Excerpt from a dataset:
%%
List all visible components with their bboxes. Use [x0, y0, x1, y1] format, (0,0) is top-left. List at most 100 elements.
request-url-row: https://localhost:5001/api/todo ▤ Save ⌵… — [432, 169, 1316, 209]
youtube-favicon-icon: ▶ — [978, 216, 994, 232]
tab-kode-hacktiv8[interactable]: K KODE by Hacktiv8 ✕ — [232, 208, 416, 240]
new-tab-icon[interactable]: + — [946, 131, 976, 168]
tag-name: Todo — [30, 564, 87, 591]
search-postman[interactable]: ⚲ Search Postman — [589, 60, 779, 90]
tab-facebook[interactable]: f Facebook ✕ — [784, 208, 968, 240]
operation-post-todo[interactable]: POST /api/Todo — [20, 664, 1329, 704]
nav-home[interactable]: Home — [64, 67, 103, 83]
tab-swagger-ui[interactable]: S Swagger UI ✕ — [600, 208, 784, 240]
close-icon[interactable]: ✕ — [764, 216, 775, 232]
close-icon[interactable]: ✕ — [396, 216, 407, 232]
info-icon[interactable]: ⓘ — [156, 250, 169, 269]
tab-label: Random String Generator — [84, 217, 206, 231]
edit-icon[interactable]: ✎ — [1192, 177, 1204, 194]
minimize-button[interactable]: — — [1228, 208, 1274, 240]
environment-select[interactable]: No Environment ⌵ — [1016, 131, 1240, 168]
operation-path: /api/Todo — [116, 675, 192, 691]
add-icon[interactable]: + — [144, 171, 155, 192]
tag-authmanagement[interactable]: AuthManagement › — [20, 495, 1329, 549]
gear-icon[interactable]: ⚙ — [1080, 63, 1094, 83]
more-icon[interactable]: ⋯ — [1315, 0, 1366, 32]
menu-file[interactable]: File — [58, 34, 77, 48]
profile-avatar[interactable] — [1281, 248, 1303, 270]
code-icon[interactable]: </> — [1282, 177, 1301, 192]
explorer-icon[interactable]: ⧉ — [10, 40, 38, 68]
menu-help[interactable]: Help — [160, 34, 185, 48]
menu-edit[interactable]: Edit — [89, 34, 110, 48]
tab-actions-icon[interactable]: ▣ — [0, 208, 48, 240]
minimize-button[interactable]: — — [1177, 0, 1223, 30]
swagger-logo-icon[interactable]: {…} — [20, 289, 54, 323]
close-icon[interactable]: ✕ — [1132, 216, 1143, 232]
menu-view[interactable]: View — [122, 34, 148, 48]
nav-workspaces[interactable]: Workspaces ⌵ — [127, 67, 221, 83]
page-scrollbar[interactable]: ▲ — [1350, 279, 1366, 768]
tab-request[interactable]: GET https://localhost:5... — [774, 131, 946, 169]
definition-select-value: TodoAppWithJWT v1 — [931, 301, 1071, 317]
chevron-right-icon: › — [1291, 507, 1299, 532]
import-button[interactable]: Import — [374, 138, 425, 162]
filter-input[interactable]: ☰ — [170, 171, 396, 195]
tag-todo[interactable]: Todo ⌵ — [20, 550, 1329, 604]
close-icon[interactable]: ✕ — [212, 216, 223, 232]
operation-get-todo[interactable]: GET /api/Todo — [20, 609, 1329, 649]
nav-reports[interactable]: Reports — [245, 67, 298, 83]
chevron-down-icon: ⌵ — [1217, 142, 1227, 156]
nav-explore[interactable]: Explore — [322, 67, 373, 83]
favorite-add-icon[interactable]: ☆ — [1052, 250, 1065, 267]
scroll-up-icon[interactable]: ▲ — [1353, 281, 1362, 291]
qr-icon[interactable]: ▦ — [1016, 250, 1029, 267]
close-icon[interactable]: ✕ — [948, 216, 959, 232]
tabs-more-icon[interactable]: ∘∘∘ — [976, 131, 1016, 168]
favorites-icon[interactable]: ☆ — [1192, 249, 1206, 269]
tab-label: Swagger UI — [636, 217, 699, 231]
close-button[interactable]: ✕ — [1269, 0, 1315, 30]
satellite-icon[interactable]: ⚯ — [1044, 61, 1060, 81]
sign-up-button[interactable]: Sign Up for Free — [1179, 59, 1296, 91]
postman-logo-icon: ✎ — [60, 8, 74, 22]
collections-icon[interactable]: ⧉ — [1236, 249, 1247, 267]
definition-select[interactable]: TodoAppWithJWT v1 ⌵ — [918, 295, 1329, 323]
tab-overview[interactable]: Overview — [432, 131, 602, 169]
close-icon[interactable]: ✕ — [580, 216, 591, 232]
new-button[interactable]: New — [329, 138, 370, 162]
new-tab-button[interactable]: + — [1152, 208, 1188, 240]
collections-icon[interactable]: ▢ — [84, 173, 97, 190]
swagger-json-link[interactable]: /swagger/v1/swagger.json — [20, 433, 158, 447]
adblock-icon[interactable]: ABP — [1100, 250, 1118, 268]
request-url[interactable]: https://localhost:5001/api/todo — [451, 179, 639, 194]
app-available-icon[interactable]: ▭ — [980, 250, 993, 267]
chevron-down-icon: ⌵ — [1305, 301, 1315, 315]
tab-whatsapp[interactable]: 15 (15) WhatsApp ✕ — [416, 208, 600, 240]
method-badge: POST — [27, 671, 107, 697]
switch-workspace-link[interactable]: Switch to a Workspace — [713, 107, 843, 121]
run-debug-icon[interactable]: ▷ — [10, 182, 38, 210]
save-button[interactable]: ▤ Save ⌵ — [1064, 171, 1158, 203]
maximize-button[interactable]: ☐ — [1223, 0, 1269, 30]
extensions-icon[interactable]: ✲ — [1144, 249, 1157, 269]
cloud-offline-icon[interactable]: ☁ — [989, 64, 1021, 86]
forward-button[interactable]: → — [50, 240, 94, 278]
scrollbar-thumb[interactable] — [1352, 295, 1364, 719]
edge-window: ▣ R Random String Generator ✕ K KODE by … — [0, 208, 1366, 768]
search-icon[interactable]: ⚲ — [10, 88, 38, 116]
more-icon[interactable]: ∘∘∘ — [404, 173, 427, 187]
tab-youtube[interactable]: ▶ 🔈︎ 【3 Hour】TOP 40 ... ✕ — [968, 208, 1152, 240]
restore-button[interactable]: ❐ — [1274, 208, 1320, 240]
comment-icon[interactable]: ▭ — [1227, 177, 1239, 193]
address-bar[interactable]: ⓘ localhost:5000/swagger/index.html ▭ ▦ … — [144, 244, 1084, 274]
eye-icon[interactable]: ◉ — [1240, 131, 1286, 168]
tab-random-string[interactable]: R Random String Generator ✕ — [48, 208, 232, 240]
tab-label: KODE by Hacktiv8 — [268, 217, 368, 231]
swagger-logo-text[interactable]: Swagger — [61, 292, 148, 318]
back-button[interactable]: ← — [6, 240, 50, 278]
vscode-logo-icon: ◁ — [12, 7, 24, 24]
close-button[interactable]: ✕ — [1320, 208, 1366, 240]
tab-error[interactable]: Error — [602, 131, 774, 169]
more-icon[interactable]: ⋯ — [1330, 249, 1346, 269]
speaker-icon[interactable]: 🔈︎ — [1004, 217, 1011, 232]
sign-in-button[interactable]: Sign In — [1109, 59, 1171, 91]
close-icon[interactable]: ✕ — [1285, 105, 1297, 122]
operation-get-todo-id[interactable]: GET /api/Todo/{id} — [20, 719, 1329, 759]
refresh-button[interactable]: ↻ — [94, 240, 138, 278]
%%
Task objective: Please transcribe every entry above line for line, keeping all characters as they appear.

Complete output:
List all visible components with their bboxes. Use [x0, y0, x1, y1] format, (0,0) is top-left. List at most 100 elements.
request-url-row: https://localhost:5001/api/todo ▤ Save ⌵… — [432, 169, 1316, 209]
youtube-favicon-icon: ▶ — [978, 216, 994, 232]
tab-kode-hacktiv8[interactable]: K KODE by Hacktiv8 ✕ — [232, 208, 416, 240]
new-tab-icon[interactable]: + — [946, 131, 976, 168]
tag-name: Todo — [30, 564, 87, 591]
search-postman[interactable]: ⚲ Search Postman — [589, 60, 779, 90]
tab-facebook[interactable]: f Facebook ✕ — [784, 208, 968, 240]
operation-post-todo[interactable]: POST /api/Todo — [20, 664, 1329, 704]
nav-home[interactable]: Home — [64, 67, 103, 83]
tab-swagger-ui[interactable]: S Swagger UI ✕ — [600, 208, 784, 240]
close-icon[interactable]: ✕ — [764, 216, 775, 232]
close-icon[interactable]: ✕ — [396, 216, 407, 232]
info-icon[interactable]: ⓘ — [156, 250, 169, 269]
tab-label: Random String Generator — [84, 217, 206, 231]
edit-icon[interactable]: ✎ — [1192, 177, 1204, 194]
minimize-button[interactable]: — — [1228, 208, 1274, 240]
environment-select[interactable]: No Environment ⌵ — [1016, 131, 1240, 168]
operation-path: /api/Todo — [116, 675, 192, 691]
add-icon[interactable]: + — [144, 171, 155, 192]
tag-authmanagement[interactable]: AuthManagement › — [20, 495, 1329, 549]
gear-icon[interactable]: ⚙ — [1080, 63, 1094, 83]
more-icon[interactable]: ⋯ — [1315, 0, 1366, 32]
menu-file[interactable]: File — [58, 34, 77, 48]
profile-avatar[interactable] — [1281, 248, 1303, 270]
code-icon[interactable]: </> — [1282, 177, 1301, 192]
explorer-icon[interactable]: ⧉ — [10, 40, 38, 68]
menu-help[interactable]: Help — [160, 34, 185, 48]
menu-edit[interactable]: Edit — [89, 34, 110, 48]
tab-actions-icon[interactable]: ▣ — [0, 208, 48, 240]
minimize-button[interactable]: — — [1177, 0, 1223, 30]
swagger-logo-icon[interactable]: {…} — [20, 289, 54, 323]
close-icon[interactable]: ✕ — [1132, 216, 1143, 232]
menu-view[interactable]: View — [122, 34, 148, 48]
nav-workspaces[interactable]: Workspaces ⌵ — [127, 67, 221, 83]
page-scrollbar[interactable]: ▲ — [1350, 279, 1366, 768]
tab-request[interactable]: GET https://localhost:5... — [774, 131, 946, 169]
definition-select-value: TodoAppWithJWT v1 — [931, 301, 1071, 317]
chevron-right-icon: › — [1291, 507, 1299, 532]
import-button[interactable]: Import — [374, 138, 425, 162]
filter-input[interactable]: ☰ — [170, 171, 396, 195]
tag-todo[interactable]: Todo ⌵ — [20, 550, 1329, 604]
close-icon[interactable]: ✕ — [212, 216, 223, 232]
operation-get-todo[interactable]: GET /api/Todo — [20, 609, 1329, 649]
nav-reports[interactable]: Reports — [245, 67, 298, 83]
chevron-down-icon: ⌵ — [1217, 142, 1227, 156]
nav-explore[interactable]: Explore — [322, 67, 373, 83]
favorite-add-icon[interactable]: ☆ — [1052, 250, 1065, 267]
scroll-up-icon[interactable]: ▲ — [1353, 281, 1362, 291]
qr-icon[interactable]: ▦ — [1016, 250, 1029, 267]
close-icon[interactable]: ✕ — [948, 216, 959, 232]
tabs-more-icon[interactable]: ∘∘∘ — [976, 131, 1016, 168]
favorites-icon[interactable]: ☆ — [1192, 249, 1206, 269]
tab-label: Swagger UI — [636, 217, 699, 231]
close-button[interactable]: ✕ — [1269, 0, 1315, 30]
satellite-icon[interactable]: ⚯ — [1044, 61, 1060, 81]
sign-up-button[interactable]: Sign Up for Free — [1179, 59, 1296, 91]
postman-logo-icon: ✎ — [60, 8, 74, 22]
collections-icon[interactable]: ⧉ — [1236, 249, 1247, 267]
definition-select[interactable]: TodoAppWithJWT v1 ⌵ — [918, 295, 1329, 323]
tab-overview[interactable]: Overview — [432, 131, 602, 169]
close-icon[interactable]: ✕ — [580, 216, 591, 232]
new-button[interactable]: New — [329, 138, 370, 162]
new-tab-button[interactable]: + — [1152, 208, 1188, 240]
collections-icon[interactable]: ▢ — [84, 173, 97, 190]
swagger-json-link[interactable]: /swagger/v1/swagger.json — [20, 433, 158, 447]
adblock-icon[interactable]: ABP — [1100, 250, 1118, 268]
request-url[interactable]: https://localhost:5001/api/todo — [451, 179, 639, 194]
app-available-icon[interactable]: ▭ — [980, 250, 993, 267]
chevron-down-icon: ⌵ — [1305, 301, 1315, 315]
tab-whatsapp[interactable]: 15 (15) WhatsApp ✕ — [416, 208, 600, 240]
method-badge: POST — [27, 671, 107, 697]
switch-workspace-link[interactable]: Switch to a Workspace — [713, 107, 843, 121]
run-debug-icon[interactable]: ▷ — [10, 182, 38, 210]
save-button[interactable]: ▤ Save ⌵ — [1064, 171, 1158, 203]
maximize-button[interactable]: ☐ — [1223, 0, 1269, 30]
extensions-icon[interactable]: ✲ — [1144, 249, 1157, 269]
cloud-offline-icon[interactable]: ☁ — [989, 64, 1021, 86]
forward-button[interactable]: → — [50, 240, 94, 278]
scrollbar-thumb[interactable] — [1352, 295, 1364, 719]
edge-window: ▣ R Random String Generator ✕ K KODE by … — [0, 208, 1366, 768]
search-icon[interactable]: ⚲ — [10, 88, 38, 116]
more-icon[interactable]: ∘∘∘ — [404, 173, 427, 187]
tab-youtube[interactable]: ▶ 🔈︎ 【3 Hour】TOP 40 ... ✕ — [968, 208, 1152, 240]
restore-button[interactable]: ❐ — [1274, 208, 1320, 240]
comment-icon[interactable]: ▭ — [1227, 177, 1239, 193]
address-bar[interactable]: ⓘ localhost:5000/swagger/index.html ▭ ▦ … — [144, 244, 1084, 274]
eye-icon[interactable]: ◉ — [1240, 131, 1286, 168]
tab-random-string[interactable]: R Random String Generator ✕ — [48, 208, 232, 240]
tab-label: KODE by Hacktiv8 — [268, 217, 368, 231]
swagger-logo-text[interactable]: Swagger — [61, 292, 148, 318]
back-button[interactable]: ← — [6, 240, 50, 278]
vscode-logo-icon: ◁ — [12, 7, 24, 24]
close-button[interactable]: ✕ — [1320, 208, 1366, 240]
tab-error[interactable]: Error — [602, 131, 774, 169]
more-icon[interactable]: ⋯ — [1330, 249, 1346, 269]
speaker-icon[interactable]: 🔈︎ — [1004, 217, 1011, 232]
sign-in-button[interactable]: Sign In — [1109, 59, 1171, 91]
close-icon[interactable]: ✕ — [1285, 105, 1297, 122]
operation-get-todo-id[interactable]: GET /api/Todo/{id} — [20, 719, 1329, 759]
refresh-button[interactable]: ↻ — [94, 240, 138, 278]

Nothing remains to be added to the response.